Directions for this task:
Reproduce the records below exactly as they appear.

######

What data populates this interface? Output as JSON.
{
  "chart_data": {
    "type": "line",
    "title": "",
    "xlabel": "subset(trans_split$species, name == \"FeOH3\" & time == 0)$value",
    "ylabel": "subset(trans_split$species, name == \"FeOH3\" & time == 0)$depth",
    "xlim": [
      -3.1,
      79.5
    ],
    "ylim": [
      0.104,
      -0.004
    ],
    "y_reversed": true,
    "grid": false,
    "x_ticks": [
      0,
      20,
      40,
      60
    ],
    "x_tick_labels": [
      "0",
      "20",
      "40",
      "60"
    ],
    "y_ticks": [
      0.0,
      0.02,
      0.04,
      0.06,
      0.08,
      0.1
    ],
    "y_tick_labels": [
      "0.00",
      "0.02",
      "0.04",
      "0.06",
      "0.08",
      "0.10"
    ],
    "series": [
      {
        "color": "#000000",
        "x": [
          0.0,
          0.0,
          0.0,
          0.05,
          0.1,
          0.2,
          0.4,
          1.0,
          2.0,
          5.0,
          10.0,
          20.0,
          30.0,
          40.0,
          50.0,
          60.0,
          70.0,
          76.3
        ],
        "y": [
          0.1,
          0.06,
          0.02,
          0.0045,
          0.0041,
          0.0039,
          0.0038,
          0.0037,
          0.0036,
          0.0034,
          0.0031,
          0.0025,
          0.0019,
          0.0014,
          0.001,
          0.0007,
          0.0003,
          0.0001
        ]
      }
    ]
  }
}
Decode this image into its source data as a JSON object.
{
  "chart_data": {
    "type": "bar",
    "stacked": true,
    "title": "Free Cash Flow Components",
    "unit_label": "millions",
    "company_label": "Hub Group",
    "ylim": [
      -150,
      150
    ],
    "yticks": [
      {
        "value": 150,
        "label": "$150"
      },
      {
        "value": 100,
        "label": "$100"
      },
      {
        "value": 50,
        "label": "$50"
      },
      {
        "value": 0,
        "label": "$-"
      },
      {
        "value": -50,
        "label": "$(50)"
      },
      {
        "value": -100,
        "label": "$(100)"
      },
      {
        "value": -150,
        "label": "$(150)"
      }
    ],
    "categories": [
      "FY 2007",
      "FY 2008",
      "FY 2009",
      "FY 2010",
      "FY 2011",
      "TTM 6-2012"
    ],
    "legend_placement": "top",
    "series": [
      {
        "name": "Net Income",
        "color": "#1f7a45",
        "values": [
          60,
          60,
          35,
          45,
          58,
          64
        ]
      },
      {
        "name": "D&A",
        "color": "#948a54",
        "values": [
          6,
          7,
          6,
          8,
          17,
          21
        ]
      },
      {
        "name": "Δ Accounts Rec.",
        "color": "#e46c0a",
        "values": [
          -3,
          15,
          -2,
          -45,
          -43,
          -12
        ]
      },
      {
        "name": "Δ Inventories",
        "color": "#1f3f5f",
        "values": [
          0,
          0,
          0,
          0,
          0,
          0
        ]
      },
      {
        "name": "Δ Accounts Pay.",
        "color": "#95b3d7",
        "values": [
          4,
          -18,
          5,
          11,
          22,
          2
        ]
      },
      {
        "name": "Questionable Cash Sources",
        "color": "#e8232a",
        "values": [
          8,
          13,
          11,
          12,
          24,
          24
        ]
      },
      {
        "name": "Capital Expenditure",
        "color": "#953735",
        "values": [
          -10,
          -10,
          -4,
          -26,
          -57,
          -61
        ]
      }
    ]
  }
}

######

Full solution:
What data populates this interface? Output as JSON.
{
  "chart_data": {
    "type": "line",
    "title": "",
    "xlabel": "subset(trans_split$species, name == \"FeOH3\" & time == 0)$value",
    "ylabel": "subset(trans_split$species, name == \"FeOH3\" & time == 0)$depth",
    "xlim": [
      -3.1,
      79.5
    ],
    "ylim": [
      0.104,
      -0.004
    ],
    "y_reversed": true,
    "grid": false,
    "x_ticks": [
      0,
      20,
      40,
      60
    ],
    "x_tick_labels": [
      "0",
      "20",
      "40",
      "60"
    ],
    "y_ticks": [
      0.0,
      0.02,
      0.04,
      0.06,
      0.08,
      0.1
    ],
    "y_tick_labels": [
      "0.00",
      "0.02",
      "0.04",
      "0.06",
      "0.08",
      "0.10"
    ],
    "series": [
      {
        "color": "#000000",
        "x": [
          0.0,
          0.0,
          0.0,
          0.05,
          0.1,
          0.2,
          0.4,
          1.0,
          2.0,
          5.0,
          10.0,
          20.0,
          30.0,
          40.0,
          50.0,
          60.0,
          70.0,
          76.3
        ],
        "y": [
          0.1,
          0.06,
          0.02,
          0.0045,
          0.0041,
          0.0039,
          0.0038,
          0.0037,
          0.0036,
          0.0034,
          0.0031,
          0.0025,
          0.0019,
          0.0014,
          0.001,
          0.0007,
          0.0003,
          0.0001
        ]
      }
    ]
  }
}
Decode this image into its source data as a JSON object.
{
  "chart_data": {
    "type": "bar",
    "stacked": true,
    "title": "Free Cash Flow Components",
    "unit_label": "millions",
    "company_label": "Hub Group",
    "ylim": [
      -150,
      150
    ],
    "yticks": [
      {
        "value": 150,
        "label": "$150"
      },
      {
        "value": 100,
        "label": "$100"
      },
      {
        "value": 50,
        "label": "$50"
      },
      {
        "value": 0,
        "label": "$-"
      },
      {
        "value": -50,
        "label": "$(50)"
      },
      {
        "value": -100,
        "label": "$(100)"
      },
      {
        "value": -150,
        "label": "$(150)"
      }
    ],
    "categories": [
      "FY 2007",
      "FY 2008",
      "FY 2009",
      "FY 2010",
      "FY 2011",
      "TTM 6-2012"
    ],
    "legend_placement": "top",
    "series": [
      {
        "name": "Net Income",
        "color": "#1f7a45",
        "values": [
          60,
          60,
          35,
          45,
          58,
          64
        ]
      },
      {
        "name": "D&A",
        "color": "#948a54",
        "values": [
          6,
          7,
          6,
          8,
          17,
          21
        ]
      },
      {
        "name": "Δ Accounts Rec.",
        "color": "#e46c0a",
        "values": [
          -3,
          15,
          -2,
          -45,
          -43,
          -12
        ]
      },
      {
        "name": "Δ Inventories",
        "color": "#1f3f5f",
        "values": [
          0,
          0,
          0,
          0,
          0,
          0
        ]
      },
      {
        "name": "Δ Accounts Pay.",
        "color": "#95b3d7",
        "values": [
          4,
          -18,
          5,
          11,
          22,
          2
        ]
      },
      {
        "name": "Questionable Cash Sources",
        "color": "#e8232a",
        "values": [
          8,
          13,
          11,
          12,
          24,
          24
        ]
      },
      {
        "name": "Capital Expenditure",
        "color": "#953735",
        "values": [
          -10,
          -10,
          -4,
          -26,
          -57,
          -61
        ]
      }
    ]
  }
}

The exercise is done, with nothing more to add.